Brief:
Please write the listing below out again exactly, leaving every picture behind.

[begin Information given]

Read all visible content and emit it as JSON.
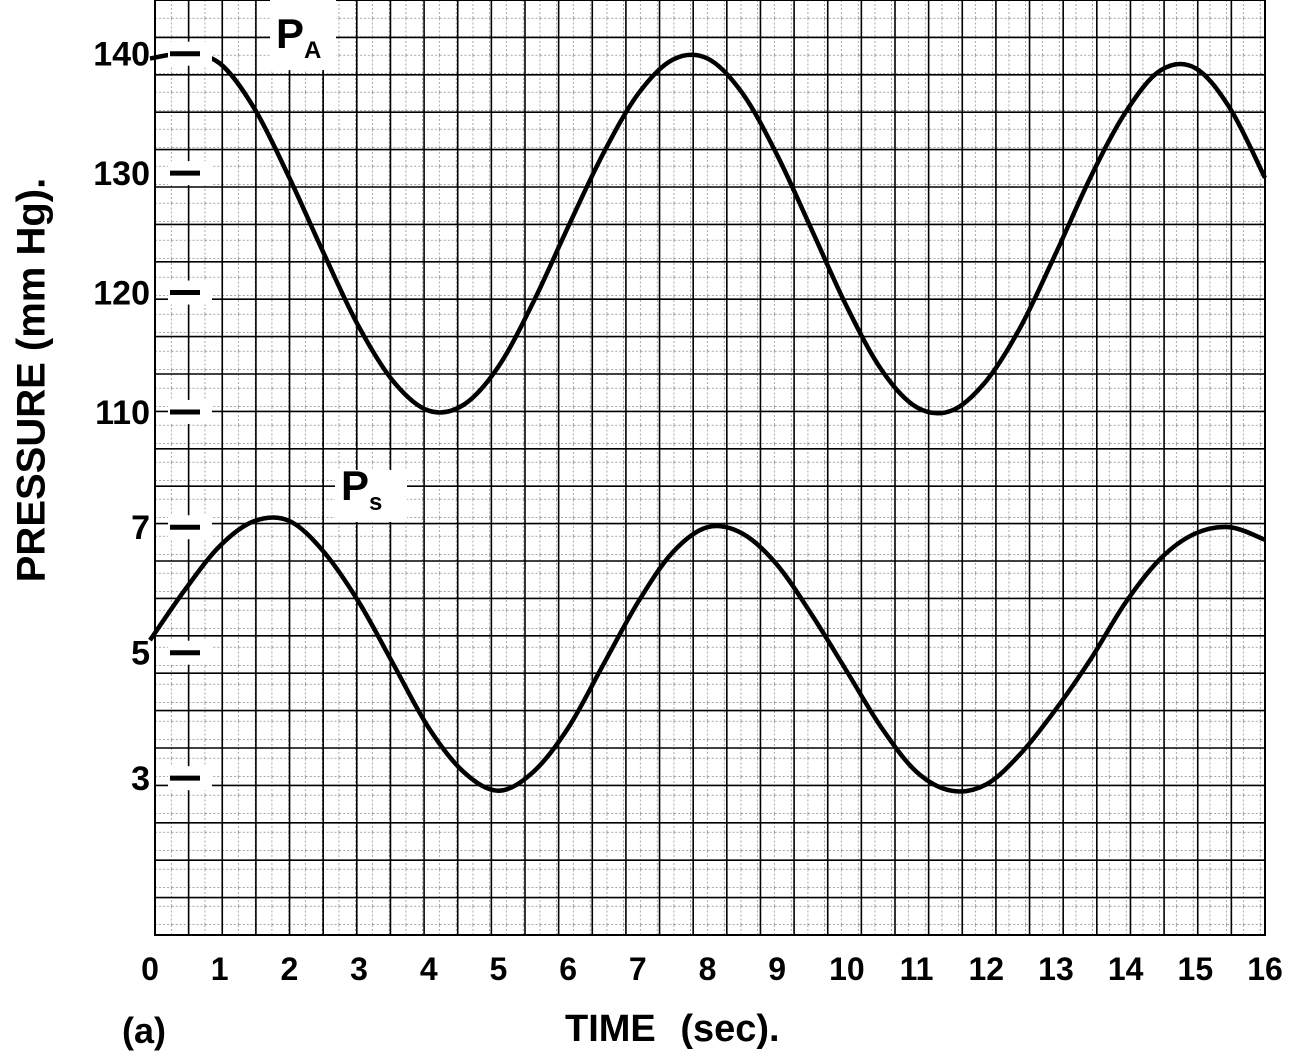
{
  "chart_data": {
    "type": "line",
    "title": "",
    "panel_label": "(a)",
    "xlabel": "TIME  (sec).",
    "ylabel": "PRESSURE  (mm Hg).",
    "xlim": [
      0,
      16
    ],
    "x_ticks": [
      "0",
      "1",
      "2",
      "3",
      "4",
      "5",
      "6",
      "7",
      "8",
      "9",
      "10",
      "11",
      "12",
      "13",
      "14",
      "15",
      "16"
    ],
    "grid": true,
    "upper_axis": {
      "ylim": [
        97.6,
        144.5
      ],
      "y_ticks": [
        "110",
        "120",
        "130",
        "140"
      ]
    },
    "lower_axis": {
      "ylim": [
        0.5,
        8.55
      ],
      "y_ticks": [
        "3",
        "5",
        "7"
      ]
    },
    "series": [
      {
        "name": "P",
        "subscript": "A",
        "axis": "upper",
        "x": [
          0,
          0.5,
          1.0,
          1.5,
          2.0,
          2.5,
          3.0,
          3.5,
          4.0,
          4.5,
          5.0,
          5.5,
          6.0,
          6.5,
          7.0,
          7.5,
          8.0,
          8.5,
          9.0,
          9.5,
          10.0,
          10.5,
          11.0,
          11.5,
          12.0,
          12.5,
          13.0,
          13.5,
          14.0,
          14.5,
          15.0,
          15.5,
          16.0
        ],
        "y": [
          139.6,
          140.0,
          139.2,
          135.4,
          129.6,
          123.2,
          117.1,
          112.5,
          110.1,
          110.6,
          113.8,
          119.2,
          125.5,
          131.6,
          136.6,
          139.5,
          139.6,
          136.7,
          131.5,
          125.2,
          118.8,
          113.5,
          110.4,
          110.1,
          112.6,
          117.2,
          123.3,
          129.7,
          135.1,
          138.6,
          138.8,
          135.4,
          129.6
        ]
      },
      {
        "name": "P",
        "subscript": "s",
        "axis": "lower",
        "x": [
          0,
          0.5,
          1.0,
          1.5,
          2.0,
          2.5,
          3.0,
          3.5,
          4.0,
          4.5,
          5.0,
          5.5,
          6.0,
          6.5,
          7.0,
          7.5,
          8.0,
          8.5,
          9.0,
          9.5,
          10.0,
          10.5,
          11.0,
          11.5,
          12.0,
          12.5,
          13.0,
          13.5,
          14.0,
          14.5,
          15.0,
          15.5,
          16.0
        ],
        "y": [
          5.2,
          6.0,
          6.7,
          7.1,
          7.1,
          6.6,
          5.8,
          4.8,
          3.8,
          3.1,
          2.8,
          3.1,
          3.8,
          4.8,
          5.8,
          6.6,
          7.0,
          6.9,
          6.4,
          5.6,
          4.7,
          3.8,
          3.1,
          2.8,
          2.9,
          3.4,
          4.1,
          4.9,
          5.8,
          6.5,
          6.9,
          7.0,
          6.8
        ]
      }
    ]
  }
}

[end Information given]

Result of the exercise:
Read all visible content and emit it as JSON.
{
  "chart_data": {
    "type": "line",
    "title": "",
    "panel_label": "(a)",
    "xlabel": "TIME  (sec).",
    "ylabel": "PRESSURE  (mm Hg).",
    "xlim": [
      0,
      16
    ],
    "x_ticks": [
      "0",
      "1",
      "2",
      "3",
      "4",
      "5",
      "6",
      "7",
      "8",
      "9",
      "10",
      "11",
      "12",
      "13",
      "14",
      "15",
      "16"
    ],
    "grid": true,
    "upper_axis": {
      "ylim": [
        97.6,
        144.5
      ],
      "y_ticks": [
        "110",
        "120",
        "130",
        "140"
      ]
    },
    "lower_axis": {
      "ylim": [
        0.5,
        8.55
      ],
      "y_ticks": [
        "3",
        "5",
        "7"
      ]
    },
    "series": [
      {
        "name": "P",
        "subscript": "A",
        "axis": "upper",
        "x": [
          0,
          0.5,
          1.0,
          1.5,
          2.0,
          2.5,
          3.0,
          3.5,
          4.0,
          4.5,
          5.0,
          5.5,
          6.0,
          6.5,
          7.0,
          7.5,
          8.0,
          8.5,
          9.0,
          9.5,
          10.0,
          10.5,
          11.0,
          11.5,
          12.0,
          12.5,
          13.0,
          13.5,
          14.0,
          14.5,
          15.0,
          15.5,
          16.0
        ],
        "y": [
          139.6,
          140.0,
          139.2,
          135.4,
          129.6,
          123.2,
          117.1,
          112.5,
          110.1,
          110.6,
          113.8,
          119.2,
          125.5,
          131.6,
          136.6,
          139.5,
          139.6,
          136.7,
          131.5,
          125.2,
          118.8,
          113.5,
          110.4,
          110.1,
          112.6,
          117.2,
          123.3,
          129.7,
          135.1,
          138.6,
          138.8,
          135.4,
          129.6
        ]
      },
      {
        "name": "P",
        "subscript": "s",
        "axis": "lower",
        "x": [
          0,
          0.5,
          1.0,
          1.5,
          2.0,
          2.5,
          3.0,
          3.5,
          4.0,
          4.5,
          5.0,
          5.5,
          6.0,
          6.5,
          7.0,
          7.5,
          8.0,
          8.5,
          9.0,
          9.5,
          10.0,
          10.5,
          11.0,
          11.5,
          12.0,
          12.5,
          13.0,
          13.5,
          14.0,
          14.5,
          15.0,
          15.5,
          16.0
        ],
        "y": [
          5.2,
          6.0,
          6.7,
          7.1,
          7.1,
          6.6,
          5.8,
          4.8,
          3.8,
          3.1,
          2.8,
          3.1,
          3.8,
          4.8,
          5.8,
          6.6,
          7.0,
          6.9,
          6.4,
          5.6,
          4.7,
          3.8,
          3.1,
          2.8,
          2.9,
          3.4,
          4.1,
          4.9,
          5.8,
          6.5,
          6.9,
          7.0,
          6.8
        ]
      }
    ]
  }
}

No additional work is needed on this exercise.